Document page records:

• • • •

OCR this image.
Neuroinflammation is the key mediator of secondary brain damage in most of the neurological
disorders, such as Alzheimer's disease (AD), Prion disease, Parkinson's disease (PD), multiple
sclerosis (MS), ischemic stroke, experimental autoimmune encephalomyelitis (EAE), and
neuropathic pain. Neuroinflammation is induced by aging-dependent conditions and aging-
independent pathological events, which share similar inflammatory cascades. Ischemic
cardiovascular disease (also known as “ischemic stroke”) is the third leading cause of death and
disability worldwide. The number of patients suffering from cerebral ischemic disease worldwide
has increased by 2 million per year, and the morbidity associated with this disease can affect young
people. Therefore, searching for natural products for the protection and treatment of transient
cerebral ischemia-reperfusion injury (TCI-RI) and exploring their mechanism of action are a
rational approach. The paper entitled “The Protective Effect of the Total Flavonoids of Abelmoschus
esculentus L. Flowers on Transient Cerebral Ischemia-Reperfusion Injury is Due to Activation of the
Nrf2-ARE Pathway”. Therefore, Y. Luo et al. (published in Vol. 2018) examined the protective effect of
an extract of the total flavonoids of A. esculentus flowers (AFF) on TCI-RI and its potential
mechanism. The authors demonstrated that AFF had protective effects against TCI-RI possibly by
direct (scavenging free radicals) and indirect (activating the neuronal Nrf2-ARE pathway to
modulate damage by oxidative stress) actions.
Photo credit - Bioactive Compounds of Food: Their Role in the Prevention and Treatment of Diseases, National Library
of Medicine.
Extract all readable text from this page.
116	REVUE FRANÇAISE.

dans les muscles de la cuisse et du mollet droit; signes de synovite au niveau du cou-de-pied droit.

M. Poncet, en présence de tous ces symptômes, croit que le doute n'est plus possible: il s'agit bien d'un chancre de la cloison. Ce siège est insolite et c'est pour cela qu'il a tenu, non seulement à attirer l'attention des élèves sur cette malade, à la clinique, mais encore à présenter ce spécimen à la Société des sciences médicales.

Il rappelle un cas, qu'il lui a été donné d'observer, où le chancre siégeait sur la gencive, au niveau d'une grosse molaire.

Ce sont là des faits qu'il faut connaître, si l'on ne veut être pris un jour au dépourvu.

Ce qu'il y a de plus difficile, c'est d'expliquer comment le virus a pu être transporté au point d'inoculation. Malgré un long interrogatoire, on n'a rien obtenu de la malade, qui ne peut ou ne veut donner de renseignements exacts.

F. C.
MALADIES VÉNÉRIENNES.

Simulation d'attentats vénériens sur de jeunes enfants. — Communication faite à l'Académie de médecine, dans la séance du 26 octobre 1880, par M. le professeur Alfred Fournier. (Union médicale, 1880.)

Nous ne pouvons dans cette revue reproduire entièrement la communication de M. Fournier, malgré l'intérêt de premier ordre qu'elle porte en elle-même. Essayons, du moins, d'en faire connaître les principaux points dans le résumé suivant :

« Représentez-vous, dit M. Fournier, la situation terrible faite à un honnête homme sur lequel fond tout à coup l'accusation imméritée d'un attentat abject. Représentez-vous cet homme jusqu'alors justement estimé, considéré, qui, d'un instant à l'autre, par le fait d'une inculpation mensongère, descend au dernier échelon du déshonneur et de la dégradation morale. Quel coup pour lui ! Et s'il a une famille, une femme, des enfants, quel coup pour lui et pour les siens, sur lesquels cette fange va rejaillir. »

• • • •

ACTIVITY | Copy all of the entries above exactly as shown.

TASK OUTPUT |
OCR this image.
Neuroinflammation is the key mediator of secondary brain damage in most of the neurological
disorders, such as Alzheimer's disease (AD), Prion disease, Parkinson's disease (PD), multiple
sclerosis (MS), ischemic stroke, experimental autoimmune encephalomyelitis (EAE), and
neuropathic pain. Neuroinflammation is induced by aging-dependent conditions and aging-
independent pathological events, which share similar inflammatory cascades. Ischemic
cardiovascular disease (also known as “ischemic stroke”) is the third leading cause of death and
disability worldwide. The number of patients suffering from cerebral ischemic disease worldwide
has increased by 2 million per year, and the morbidity associated with this disease can affect young
people. Therefore, searching for natural products for the protection and treatment of transient
cerebral ischemia-reperfusion injury (TCI-RI) and exploring their mechanism of action are a
rational approach. The paper entitled “The Protective Effect of the Total Flavonoids of Abelmoschus
esculentus L. Flowers on Transient Cerebral Ischemia-Reperfusion Injury is Due to Activation of the
Nrf2-ARE Pathway”. Therefore, Y. Luo et al. (published in Vol. 2018) examined the protective effect of
an extract of the total flavonoids of A. esculentus flowers (AFF) on TCI-RI and its potential
mechanism. The authors demonstrated that AFF had protective effects against TCI-RI possibly by
direct (scavenging free radicals) and indirect (activating the neuronal Nrf2-ARE pathway to
modulate damage by oxidative stress) actions.
Photo credit - Bioactive Compounds of Food: Their Role in the Prevention and Treatment of Diseases, National Library
of Medicine.
Extract all readable text from this page.
116	REVUE FRANÇAISE.

dans les muscles de la cuisse et du mollet droit; signes de synovite au niveau du cou-de-pied droit.

M. Poncet, en présence de tous ces symptômes, croit que le doute n'est plus possible: il s'agit bien d'un chancre de la cloison. Ce siège est insolite et c'est pour cela qu'il a tenu, non seulement à attirer l'attention des élèves sur cette malade, à la clinique, mais encore à présenter ce spécimen à la Société des sciences médicales.

Il rappelle un cas, qu'il lui a été donné d'observer, où le chancre siégeait sur la gencive, au niveau d'une grosse molaire.

Ce sont là des faits qu'il faut connaître, si l'on ne veut être pris un jour au dépourvu.

Ce qu'il y a de plus difficile, c'est d'expliquer comment le virus a pu être transporté au point d'inoculation. Malgré un long interrogatoire, on n'a rien obtenu de la malade, qui ne peut ou ne veut donner de renseignements exacts.

F. C.
MALADIES VÉNÉRIENNES.

Simulation d'attentats vénériens sur de jeunes enfants. — Communication faite à l'Académie de médecine, dans la séance du 26 octobre 1880, par M. le professeur Alfred Fournier. (Union médicale, 1880.)

Nous ne pouvons dans cette revue reproduire entièrement la communication de M. Fournier, malgré l'intérêt de premier ordre qu'elle porte en elle-même. Essayons, du moins, d'en faire connaître les principaux points dans le résumé suivant :

« Représentez-vous, dit M. Fournier, la situation terrible faite à un honnête homme sur lequel fond tout à coup l'accusation imméritée d'un attentat abject. Représentez-vous cet homme jusqu'alors justement estimé, considéré, qui, d'un instant à l'autre, par le fait d'une inculpation mensongère, descend au dernier échelon du déshonneur et de la dégradation morale. Quel coup pour lui ! Et s'il a une famille, une femme, des enfants, quel coup pour lui et pour les siens, sur lesquels cette fange va rejaillir. »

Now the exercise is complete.